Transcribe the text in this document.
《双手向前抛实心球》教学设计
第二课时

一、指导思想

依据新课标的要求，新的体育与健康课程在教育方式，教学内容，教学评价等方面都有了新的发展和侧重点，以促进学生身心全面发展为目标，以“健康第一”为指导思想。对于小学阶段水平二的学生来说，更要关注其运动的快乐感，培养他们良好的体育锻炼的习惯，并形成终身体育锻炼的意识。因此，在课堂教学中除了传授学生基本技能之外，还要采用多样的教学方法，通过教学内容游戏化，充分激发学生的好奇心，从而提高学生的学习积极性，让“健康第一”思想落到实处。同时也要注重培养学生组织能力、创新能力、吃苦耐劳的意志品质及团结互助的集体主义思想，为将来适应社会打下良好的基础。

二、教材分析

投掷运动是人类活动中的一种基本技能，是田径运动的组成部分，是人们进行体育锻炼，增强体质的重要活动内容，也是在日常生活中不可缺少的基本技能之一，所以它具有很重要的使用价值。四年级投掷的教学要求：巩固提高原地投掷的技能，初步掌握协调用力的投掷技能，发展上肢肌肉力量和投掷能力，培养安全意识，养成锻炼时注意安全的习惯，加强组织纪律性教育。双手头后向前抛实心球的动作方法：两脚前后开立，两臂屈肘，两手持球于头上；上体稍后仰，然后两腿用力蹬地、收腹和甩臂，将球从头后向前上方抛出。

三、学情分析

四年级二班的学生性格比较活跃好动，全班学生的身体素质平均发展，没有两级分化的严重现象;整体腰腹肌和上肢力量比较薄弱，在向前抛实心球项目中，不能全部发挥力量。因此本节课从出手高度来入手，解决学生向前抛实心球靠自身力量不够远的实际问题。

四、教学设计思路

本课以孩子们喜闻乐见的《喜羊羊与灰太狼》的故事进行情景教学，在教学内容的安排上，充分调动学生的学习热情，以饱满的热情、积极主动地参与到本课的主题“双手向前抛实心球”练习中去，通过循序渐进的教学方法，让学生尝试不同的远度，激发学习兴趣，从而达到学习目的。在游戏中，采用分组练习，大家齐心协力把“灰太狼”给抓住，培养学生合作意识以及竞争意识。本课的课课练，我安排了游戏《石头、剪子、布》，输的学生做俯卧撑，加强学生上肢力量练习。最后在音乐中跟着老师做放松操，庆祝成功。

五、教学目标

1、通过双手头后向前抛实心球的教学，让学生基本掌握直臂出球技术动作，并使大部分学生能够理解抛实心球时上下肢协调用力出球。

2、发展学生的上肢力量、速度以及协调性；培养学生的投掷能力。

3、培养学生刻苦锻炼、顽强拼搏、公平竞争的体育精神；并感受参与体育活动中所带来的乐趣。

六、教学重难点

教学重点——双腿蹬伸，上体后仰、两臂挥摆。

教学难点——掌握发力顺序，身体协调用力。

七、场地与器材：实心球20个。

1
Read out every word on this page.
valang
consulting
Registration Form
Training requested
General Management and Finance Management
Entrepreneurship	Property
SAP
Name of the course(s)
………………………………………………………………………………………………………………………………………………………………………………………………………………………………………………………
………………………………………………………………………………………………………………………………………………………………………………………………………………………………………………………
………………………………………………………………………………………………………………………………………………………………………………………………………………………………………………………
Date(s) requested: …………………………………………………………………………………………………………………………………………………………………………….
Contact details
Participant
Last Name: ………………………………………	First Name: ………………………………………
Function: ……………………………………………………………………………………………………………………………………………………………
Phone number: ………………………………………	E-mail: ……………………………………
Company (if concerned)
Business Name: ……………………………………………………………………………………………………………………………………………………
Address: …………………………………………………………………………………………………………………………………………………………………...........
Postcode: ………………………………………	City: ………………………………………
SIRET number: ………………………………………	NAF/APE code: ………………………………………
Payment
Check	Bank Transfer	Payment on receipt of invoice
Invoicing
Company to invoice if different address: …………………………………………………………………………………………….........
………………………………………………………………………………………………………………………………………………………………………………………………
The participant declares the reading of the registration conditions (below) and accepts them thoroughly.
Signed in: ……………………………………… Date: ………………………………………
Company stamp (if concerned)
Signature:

________________

Exercise requirements: Reproduce each line of the material above precisely.

Right answer:
Transcribe the text in this document.
《双手向前抛实心球》教学设计
第二课时

一、指导思想

依据新课标的要求，新的体育与健康课程在教育方式，教学内容，教学评价等方面都有了新的发展和侧重点，以促进学生身心全面发展为目标，以“健康第一”为指导思想。对于小学阶段水平二的学生来说，更要关注其运动的快乐感，培养他们良好的体育锻炼的习惯，并形成终身体育锻炼的意识。因此，在课堂教学中除了传授学生基本技能之外，还要采用多样的教学方法，通过教学内容游戏化，充分激发学生的好奇心，从而提高学生的学习积极性，让“健康第一”思想落到实处。同时也要注重培养学生组织能力、创新能力、吃苦耐劳的意志品质及团结互助的集体主义思想，为将来适应社会打下良好的基础。

二、教材分析

投掷运动是人类活动中的一种基本技能，是田径运动的组成部分，是人们进行体育锻炼，增强体质的重要活动内容，也是在日常生活中不可缺少的基本技能之一，所以它具有很重要的使用价值。四年级投掷的教学要求：巩固提高原地投掷的技能，初步掌握协调用力的投掷技能，发展上肢肌肉力量和投掷能力，培养安全意识，养成锻炼时注意安全的习惯，加强组织纪律性教育。双手头后向前抛实心球的动作方法：两脚前后开立，两臂屈肘，两手持球于头上；上体稍后仰，然后两腿用力蹬地、收腹和甩臂，将球从头后向前上方抛出。

三、学情分析

四年级二班的学生性格比较活跃好动，全班学生的身体素质平均发展，没有两级分化的严重现象;整体腰腹肌和上肢力量比较薄弱，在向前抛实心球项目中，不能全部发挥力量。因此本节课从出手高度来入手，解决学生向前抛实心球靠自身力量不够远的实际问题。

四、教学设计思路

本课以孩子们喜闻乐见的《喜羊羊与灰太狼》的故事进行情景教学，在教学内容的安排上，充分调动学生的学习热情，以饱满的热情、积极主动地参与到本课的主题“双手向前抛实心球”练习中去，通过循序渐进的教学方法，让学生尝试不同的远度，激发学习兴趣，从而达到学习目的。在游戏中，采用分组练习，大家齐心协力把“灰太狼”给抓住，培养学生合作意识以及竞争意识。本课的课课练，我安排了游戏《石头、剪子、布》，输的学生做俯卧撑，加强学生上肢力量练习。最后在音乐中跟着老师做放松操，庆祝成功。

五、教学目标

1、通过双手头后向前抛实心球的教学，让学生基本掌握直臂出球技术动作，并使大部分学生能够理解抛实心球时上下肢协调用力出球。

2、发展学生的上肢力量、速度以及协调性；培养学生的投掷能力。

3、培养学生刻苦锻炼、顽强拼搏、公平竞争的体育精神；并感受参与体育活动中所带来的乐趣。

六、教学重难点

教学重点——双腿蹬伸，上体后仰、两臂挥摆。

教学难点——掌握发力顺序，身体协调用力。

七、场地与器材：实心球20个。

1
Read out every word on this page.
valang
consulting
Registration Form
Training requested
General Management and Finance Management
Entrepreneurship	Property
SAP
Name of the course(s)
………………………………………………………………………………………………………………………………………………………………………………………………………………………………………………………
………………………………………………………………………………………………………………………………………………………………………………………………………………………………………………………
………………………………………………………………………………………………………………………………………………………………………………………………………………………………………………………
Date(s) requested: …………………………………………………………………………………………………………………………………………………………………………….
Contact details
Participant
Last Name: ………………………………………	First Name: ………………………………………
Function: ……………………………………………………………………………………………………………………………………………………………
Phone number: ………………………………………	E-mail: ……………………………………
Company (if concerned)
Business Name: ……………………………………………………………………………………………………………………………………………………
Address: …………………………………………………………………………………………………………………………………………………………………...........
Postcode: ………………………………………	City: ………………………………………
SIRET number: ………………………………………	NAF/APE code: ………………………………………
Payment
Check	Bank Transfer	Payment on receipt of invoice
Invoicing
Company to invoice if different address: …………………………………………………………………………………………….........
………………………………………………………………………………………………………………………………………………………………………………………………
The participant declares the reading of the registration conditions (below) and accepts them thoroughly.
Signed in: ……………………………………… Date: ………………………………………
Company stamp (if concerned)
Signature:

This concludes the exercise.